• [STATED PROBLEM] Retype all the entries word for word, but omit the pictures.

(Part of a data file)
--- begin ---

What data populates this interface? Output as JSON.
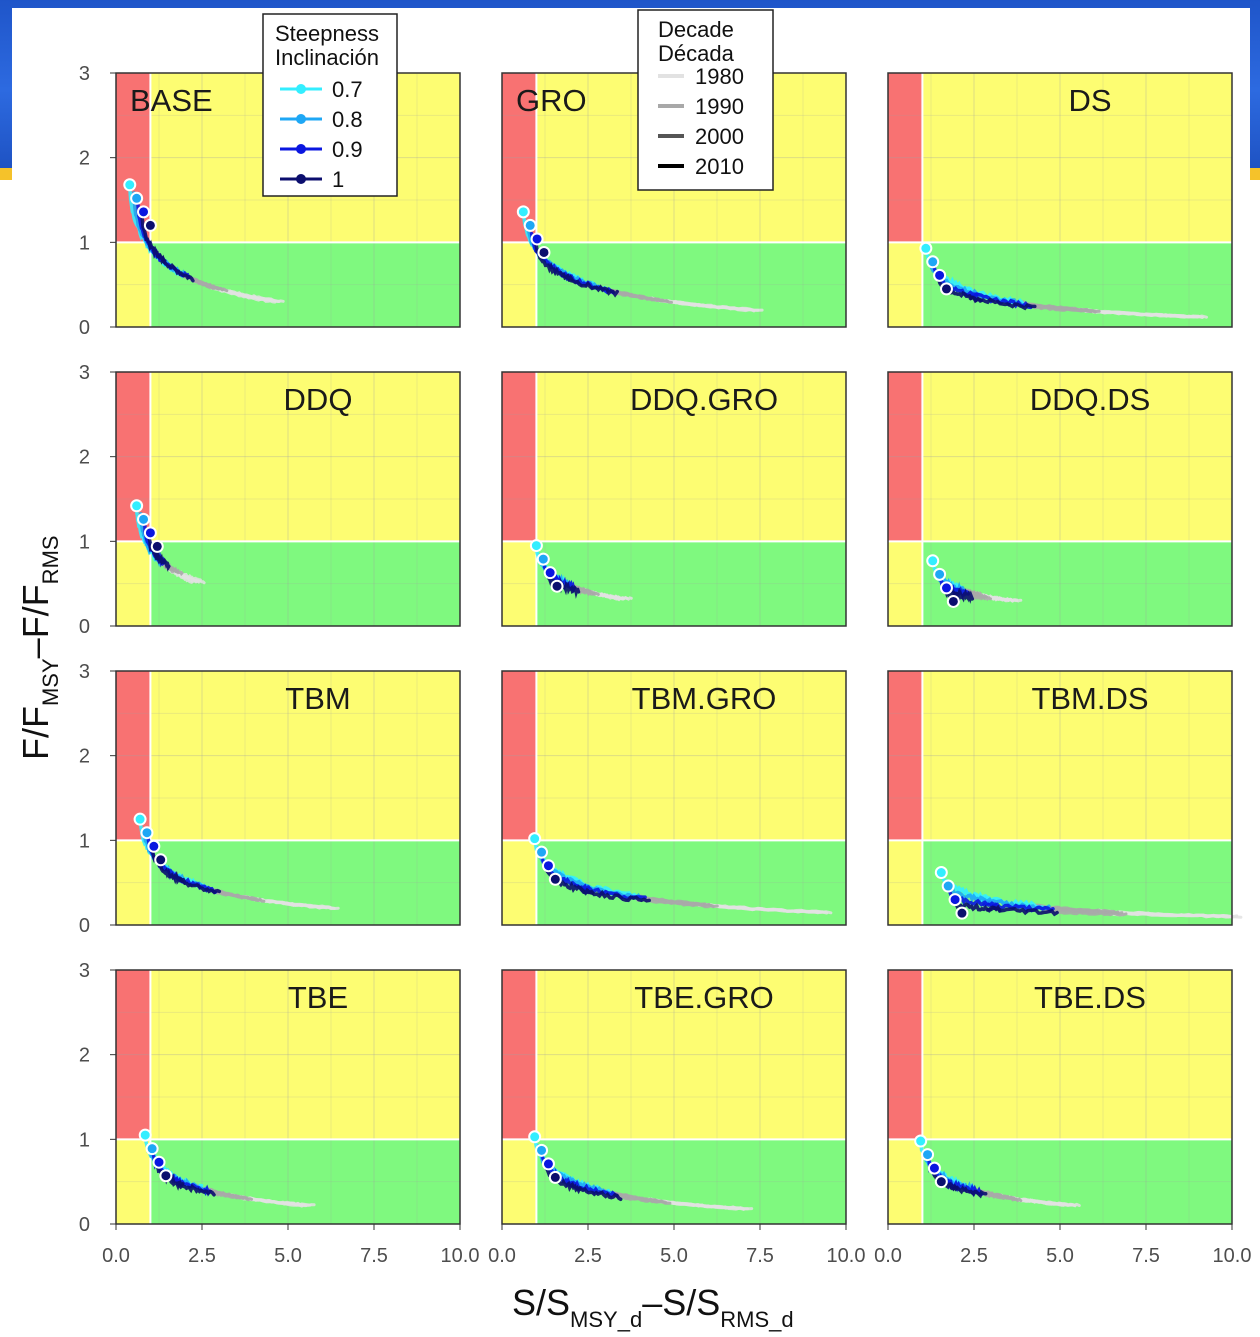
{
  "chart_data": {
    "type": "line",
    "layout": "facet-grid 4 rows x 3 columns, shared axes",
    "xlabel": {
      "main": "S/S",
      "sub1": "MSY_d",
      "mid": "–S/S",
      "sub2": "RMS_d"
    },
    "ylabel": {
      "main": "F/F",
      "sub1": "MSY",
      "mid": "–F/F",
      "sub2": "RMS"
    },
    "xlim": [
      0,
      10
    ],
    "ylim": [
      0,
      3
    ],
    "x_ticks": [
      "0.0",
      "2.5",
      "5.0",
      "7.5",
      "10.0"
    ],
    "y_ticks": [
      "0",
      "1",
      "2",
      "3"
    ],
    "reference_lines": {
      "x": 1,
      "y": 1
    },
    "zone_colors": {
      "overfished": "#f87272",
      "caution": "#fdfd72",
      "healthy": "#7ff97f"
    },
    "grid": true,
    "legend_steepness": {
      "title1": "Steepness",
      "title2": "Inclinación",
      "items": [
        {
          "label": "0.7",
          "color": "#33eeff"
        },
        {
          "label": "0.8",
          "color": "#1ea7f5"
        },
        {
          "label": "0.9",
          "color": "#0a16e0"
        },
        {
          "label": "1",
          "color": "#0b0e6e"
        }
      ]
    },
    "legend_decade": {
      "title1": "Decade",
      "title2": "Década",
      "items": [
        {
          "label": "1980",
          "color": "#e2e2e2"
        },
        {
          "label": "1990",
          "color": "#a8a8a8"
        },
        {
          "label": "2000",
          "color": "#555555"
        },
        {
          "label": "2010",
          "color": "#000000"
        }
      ]
    },
    "panels": [
      {
        "title": "BASE",
        "title_align": "left",
        "start_x": 0.4,
        "start_y": 1.68,
        "tail_x": 4.5,
        "tail_y": 0.3,
        "mid_x": 2.9,
        "mid_y": 0.42
      },
      {
        "title": "GRO",
        "title_align": "left",
        "start_x": 0.62,
        "start_y": 1.36,
        "tail_x": 7.2,
        "tail_y": 0.2,
        "mid_x": 3.9,
        "mid_y": 0.35
      },
      {
        "title": "DS",
        "title_align": "center",
        "start_x": 1.1,
        "start_y": 0.93,
        "tail_x": 8.9,
        "tail_y": 0.12,
        "mid_x": 4.9,
        "mid_y": 0.28
      },
      {
        "title": "DDQ",
        "title_align": "center",
        "start_x": 0.6,
        "start_y": 1.42,
        "tail_x": 2.2,
        "tail_y": 0.52,
        "mid_x": 1.7,
        "mid_y": 0.68
      },
      {
        "title": "DDQ.GRO",
        "title_align": "center",
        "start_x": 1.0,
        "start_y": 0.95,
        "tail_x": 3.4,
        "tail_y": 0.32,
        "mid_x": 2.6,
        "mid_y": 0.4
      },
      {
        "title": "DDQ.DS",
        "title_align": "center",
        "start_x": 1.3,
        "start_y": 0.77,
        "tail_x": 3.5,
        "tail_y": 0.3,
        "mid_x": 2.6,
        "mid_y": 0.38
      },
      {
        "title": "TBM",
        "title_align": "center",
        "start_x": 0.7,
        "start_y": 1.25,
        "tail_x": 6.1,
        "tail_y": 0.2,
        "mid_x": 3.4,
        "mid_y": 0.3
      },
      {
        "title": "TBM.GRO",
        "title_align": "center",
        "start_x": 0.95,
        "start_y": 1.02,
        "tail_x": 9.2,
        "tail_y": 0.15,
        "mid_x": 5.0,
        "mid_y": 0.22
      },
      {
        "title": "TBM.DS",
        "title_align": "center",
        "start_x": 1.55,
        "start_y": 0.62,
        "tail_x": 9.9,
        "tail_y": 0.1,
        "mid_x": 6.5,
        "mid_y": 0.17
      },
      {
        "title": "TBE",
        "title_align": "center",
        "start_x": 0.85,
        "start_y": 1.05,
        "tail_x": 5.4,
        "tail_y": 0.22,
        "mid_x": 3.3,
        "mid_y": 0.33
      },
      {
        "title": "TBE.GRO",
        "title_align": "center",
        "start_x": 0.95,
        "start_y": 1.03,
        "tail_x": 6.9,
        "tail_y": 0.18,
        "mid_x": 4.0,
        "mid_y": 0.32
      },
      {
        "title": "TBE.DS",
        "title_align": "center",
        "start_x": 0.95,
        "start_y": 0.98,
        "tail_x": 5.2,
        "tail_y": 0.22,
        "mid_x": 3.1,
        "mid_y": 0.33
      }
    ]
  }
}
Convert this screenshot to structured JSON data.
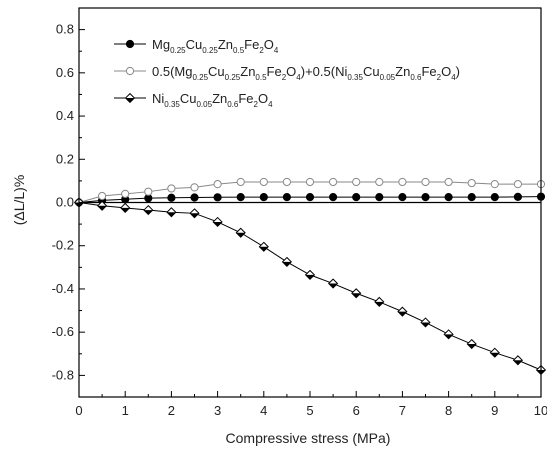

--- end ---

• [ANSWER TO THIS EXERCISE]
What data populates this interface? Output as JSON.
{
  "chart_data": {
    "type": "line",
    "layout": "facet-grid 4 rows x 3 columns, shared axes",
    "xlabel": {
      "main": "S/S",
      "sub1": "MSY_d",
      "mid": "–S/S",
      "sub2": "RMS_d"
    },
    "ylabel": {
      "main": "F/F",
      "sub1": "MSY",
      "mid": "–F/F",
      "sub2": "RMS"
    },
    "xlim": [
      0,
      10
    ],
    "ylim": [
      0,
      3
    ],
    "x_ticks": [
      "0.0",
      "2.5",
      "5.0",
      "7.5",
      "10.0"
    ],
    "y_ticks": [
      "0",
      "1",
      "2",
      "3"
    ],
    "reference_lines": {
      "x": 1,
      "y": 1
    },
    "zone_colors": {
      "overfished": "#f87272",
      "caution": "#fdfd72",
      "healthy": "#7ff97f"
    },
    "grid": true,
    "legend_steepness": {
      "title1": "Steepness",
      "title2": "Inclinación",
      "items": [
        {
          "label": "0.7",
          "color": "#33eeff"
        },
        {
          "label": "0.8",
          "color": "#1ea7f5"
        },
        {
          "label": "0.9",
          "color": "#0a16e0"
        },
        {
          "label": "1",
          "color": "#0b0e6e"
        }
      ]
    },
    "legend_decade": {
      "title1": "Decade",
      "title2": "Década",
      "items": [
        {
          "label": "1980",
          "color": "#e2e2e2"
        },
        {
          "label": "1990",
          "color": "#a8a8a8"
        },
        {
          "label": "2000",
          "color": "#555555"
        },
        {
          "label": "2010",
          "color": "#000000"
        }
      ]
    },
    "panels": [
      {
        "title": "BASE",
        "title_align": "left",
        "start_x": 0.4,
        "start_y": 1.68,
        "tail_x": 4.5,
        "tail_y": 0.3,
        "mid_x": 2.9,
        "mid_y": 0.42
      },
      {
        "title": "GRO",
        "title_align": "left",
        "start_x": 0.62,
        "start_y": 1.36,
        "tail_x": 7.2,
        "tail_y": 0.2,
        "mid_x": 3.9,
        "mid_y": 0.35
      },
      {
        "title": "DS",
        "title_align": "center",
        "start_x": 1.1,
        "start_y": 0.93,
        "tail_x": 8.9,
        "tail_y": 0.12,
        "mid_x": 4.9,
        "mid_y": 0.28
      },
      {
        "title": "DDQ",
        "title_align": "center",
        "start_x": 0.6,
        "start_y": 1.42,
        "tail_x": 2.2,
        "tail_y": 0.52,
        "mid_x": 1.7,
        "mid_y": 0.68
      },
      {
        "title": "DDQ.GRO",
        "title_align": "center",
        "start_x": 1.0,
        "start_y": 0.95,
        "tail_x": 3.4,
        "tail_y": 0.32,
        "mid_x": 2.6,
        "mid_y": 0.4
      },
      {
        "title": "DDQ.DS",
        "title_align": "center",
        "start_x": 1.3,
        "start_y": 0.77,
        "tail_x": 3.5,
        "tail_y": 0.3,
        "mid_x": 2.6,
        "mid_y": 0.38
      },
      {
        "title": "TBM",
        "title_align": "center",
        "start_x": 0.7,
        "start_y": 1.25,
        "tail_x": 6.1,
        "tail_y": 0.2,
        "mid_x": 3.4,
        "mid_y": 0.3
      },
      {
        "title": "TBM.GRO",
        "title_align": "center",
        "start_x": 0.95,
        "start_y": 1.02,
        "tail_x": 9.2,
        "tail_y": 0.15,
        "mid_x": 5.0,
        "mid_y": 0.22
      },
      {
        "title": "TBM.DS",
        "title_align": "center",
        "start_x": 1.55,
        "start_y": 0.62,
        "tail_x": 9.9,
        "tail_y": 0.1,
        "mid_x": 6.5,
        "mid_y": 0.17
      },
      {
        "title": "TBE",
        "title_align": "center",
        "start_x": 0.85,
        "start_y": 1.05,
        "tail_x": 5.4,
        "tail_y": 0.22,
        "mid_x": 3.3,
        "mid_y": 0.33
      },
      {
        "title": "TBE.GRO",
        "title_align": "center",
        "start_x": 0.95,
        "start_y": 1.03,
        "tail_x": 6.9,
        "tail_y": 0.18,
        "mid_x": 4.0,
        "mid_y": 0.32
      },
      {
        "title": "TBE.DS",
        "title_align": "center",
        "start_x": 0.95,
        "start_y": 0.98,
        "tail_x": 5.2,
        "tail_y": 0.22,
        "mid_x": 3.1,
        "mid_y": 0.33
      }
    ]
  }
}
Convert this screenshot to structured JSON data.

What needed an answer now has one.